Work instructions –
An exact copy of all the data is required, with pictures left out.

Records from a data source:
########

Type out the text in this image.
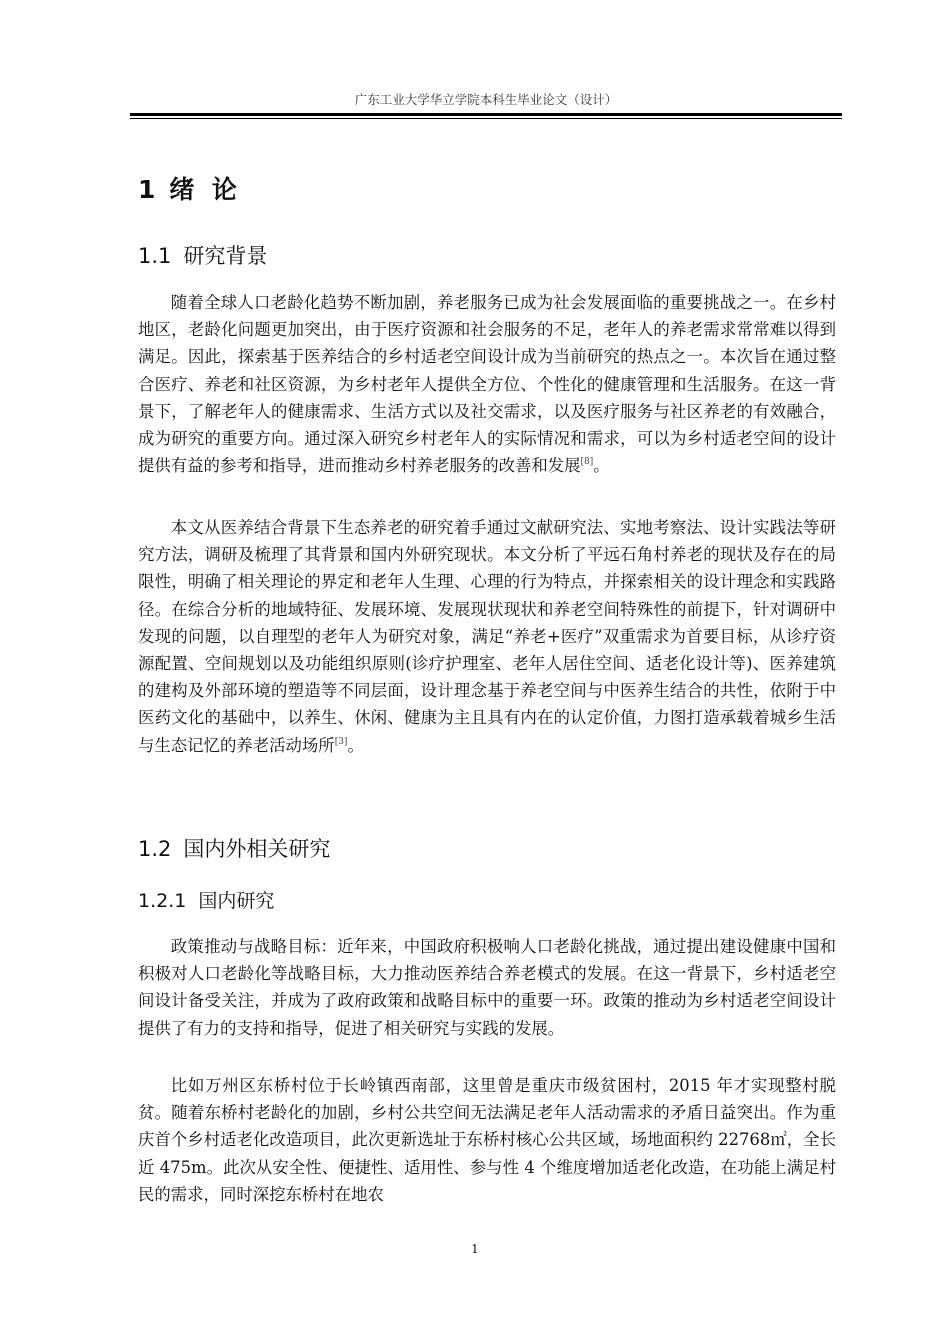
广东工业大学华立学院本科生毕业论文（设计）
1 绪  论
1.1 研究背景

随着全球人口老龄化趋势不断加剧，养老服务已成为社会发展面临的重要挑战之一。在乡村地区，老龄化问题更加突出，由于医疗资源和社会服务的不足，老年人的养老需求常常难以得到满足。因此，探索基于医养结合的乡村适老空间设计成为当前研究的热点之一。本次旨在通过整合医疗、养老和社区资源，为乡村老年人提供全方位、个性化的健康管理和生活服务。在这一背景下，了解老年人的健康需求、生活方式以及社交需求，以及医疗服务与社区养老的有效融合，成为研究的重要方向。通过深入研究乡村老年人的实际情况和需求，可以为乡村适老空间的设计提供有益的参考和指导，进而推动乡村养老服务的改善和发展[8]。

本文从医养结合背景下生态养老的研究着手通过文献研究法、实地考察法、设计实践法等研究方法，调研及梳理了其背景和国内外研究现状。本文分析了平远石角村养老的现状及存在的局限性，明确了相关理论的界定和老年人生理、心理的行为特点，并探索相关的设计理念和实践路径。在综合分析的地域特征、发展环境、发展现状现状和养老空间特殊性的前提下，针对调研中发现的问题，以自理型的老年人为研究对象，满足“养老+医疗”双重需求为首要目标，从诊疗资源配置、空间规划以及功能组织原则(诊疗护理室、老年人居住空间、适老化设计等)、医养建筑的建构及外部环境的塑造等不同层面，设计理念基于养老空间与中医养生结合的共性，依附于中医药文化的基础中，以养生、休闲、健康为主且具有内在的认定价值，力图打造承载着城乡生活与生态记忆的养老活动场所[3]。

1.2 国内外相关研究
1.2.1 国内研究

政策推动与战略目标：近年来，中国政府积极响人口老龄化挑战，通过提出建设健康中国和积极对人口老龄化等战略目标，大力推动医养结合养老模式的发展。在这一背景下，乡村适老空间设计备受关注，并成为了政府政策和战略目标中的重要一环。政策的推动为乡村适老空间设计提供了有力的支持和指导，促进了相关研究与实践的发展。

比如万州区东桥村位于长岭镇西南部，这里曾是重庆市级贫困村，2015 年才实现整村脱贫。随着东桥村老龄化的加剧，乡村公共空间无法满足老年人活动需求的矛盾日益突出。作为重庆首个乡村适老化改造项目，此次更新选址于东桥村核心公共区域，场地面积约 22768㎡，全长近 475m。此次从安全性、便捷性、适用性、参与性 4 个维度增加适老化改造，在功能上满足村民的需求，同时深挖东桥村在地农

1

########

Exercise answer –
Type out the text in this image.
广东工业大学华立学院本科生毕业论文（设计）
1 绪  论
1.1 研究背景

随着全球人口老龄化趋势不断加剧，养老服务已成为社会发展面临的重要挑战之一。在乡村地区，老龄化问题更加突出，由于医疗资源和社会服务的不足，老年人的养老需求常常难以得到满足。因此，探索基于医养结合的乡村适老空间设计成为当前研究的热点之一。本次旨在通过整合医疗、养老和社区资源，为乡村老年人提供全方位、个性化的健康管理和生活服务。在这一背景下，了解老年人的健康需求、生活方式以及社交需求，以及医疗服务与社区养老的有效融合，成为研究的重要方向。通过深入研究乡村老年人的实际情况和需求，可以为乡村适老空间的设计提供有益的参考和指导，进而推动乡村养老服务的改善和发展[8]。

本文从医养结合背景下生态养老的研究着手通过文献研究法、实地考察法、设计实践法等研究方法，调研及梳理了其背景和国内外研究现状。本文分析了平远石角村养老的现状及存在的局限性，明确了相关理论的界定和老年人生理、心理的行为特点，并探索相关的设计理念和实践路径。在综合分析的地域特征、发展环境、发展现状现状和养老空间特殊性的前提下，针对调研中发现的问题，以自理型的老年人为研究对象，满足“养老+医疗”双重需求为首要目标，从诊疗资源配置、空间规划以及功能组织原则(诊疗护理室、老年人居住空间、适老化设计等)、医养建筑的建构及外部环境的塑造等不同层面，设计理念基于养老空间与中医养生结合的共性，依附于中医药文化的基础中，以养生、休闲、健康为主且具有内在的认定价值，力图打造承载着城乡生活与生态记忆的养老活动场所[3]。

1.2 国内外相关研究
1.2.1 国内研究

政策推动与战略目标：近年来，中国政府积极响人口老龄化挑战，通过提出建设健康中国和积极对人口老龄化等战略目标，大力推动医养结合养老模式的发展。在这一背景下，乡村适老空间设计备受关注，并成为了政府政策和战略目标中的重要一环。政策的推动为乡村适老空间设计提供了有力的支持和指导，促进了相关研究与实践的发展。

比如万州区东桥村位于长岭镇西南部，这里曾是重庆市级贫困村，2015 年才实现整村脱贫。随着东桥村老龄化的加剧，乡村公共空间无法满足老年人活动需求的矛盾日益突出。作为重庆首个乡村适老化改造项目，此次更新选址于东桥村核心公共区域，场地面积约 22768㎡，全长近 475m。此次从安全性、便捷性、适用性、参与性 4 个维度增加适老化改造，在功能上满足村民的需求，同时深挖东桥村在地农

1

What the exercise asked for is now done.